*Task requirements:*
Repeat each entry exactly and drop the pictures.
**** Source data ****
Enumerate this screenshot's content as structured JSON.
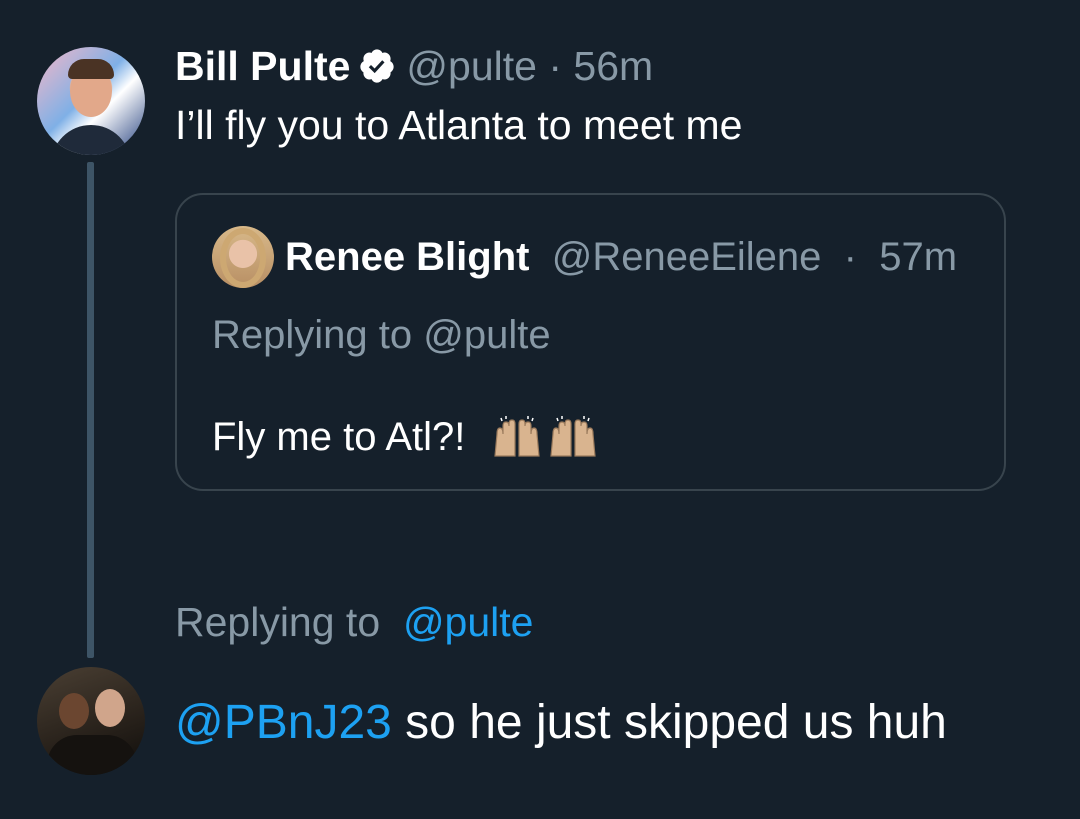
{
  "tweet": {
    "author_name": "Bill Pulte",
    "handle": "@pulte",
    "separator": "·",
    "time": "56m",
    "text": "I’ll fly you to Atlanta to meet me",
    "verified_icon": "verified-badge-icon"
  },
  "quote": {
    "author_name": "Renee Blight",
    "handle": "@ReneeEilene",
    "separator": "·",
    "time": "57m",
    "replying_label": "Replying to @pulte",
    "text": "Fly me to Atl?!",
    "emoji": [
      "raising-hands-emoji",
      "raising-hands-emoji"
    ]
  },
  "reply": {
    "replying_label": "Replying to",
    "replying_handle": "@pulte",
    "mention": "@PBnJ23",
    "text": " so he just skipped us huh"
  },
  "colors": {
    "background": "#15202b",
    "primary_text": "#ffffff",
    "secondary_text": "#8899a6",
    "link": "#1da1f2",
    "border": "#38444d",
    "thread_line": "#3d5466"
  }
}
****
*Problem solution:*
Enumerate this screenshot's content as structured JSON.
{
  "tweet": {
    "author_name": "Bill Pulte",
    "handle": "@pulte",
    "separator": "·",
    "time": "56m",
    "text": "I’ll fly you to Atlanta to meet me",
    "verified_icon": "verified-badge-icon"
  },
  "quote": {
    "author_name": "Renee Blight",
    "handle": "@ReneeEilene",
    "separator": "·",
    "time": "57m",
    "replying_label": "Replying to @pulte",
    "text": "Fly me to Atl?!",
    "emoji": [
      "raising-hands-emoji",
      "raising-hands-emoji"
    ]
  },
  "reply": {
    "replying_label": "Replying to",
    "replying_handle": "@pulte",
    "mention": "@PBnJ23",
    "text": " so he just skipped us huh"
  },
  "colors": {
    "background": "#15202b",
    "primary_text": "#ffffff",
    "secondary_text": "#8899a6",
    "link": "#1da1f2",
    "border": "#38444d",
    "thread_line": "#3d5466"
  }
}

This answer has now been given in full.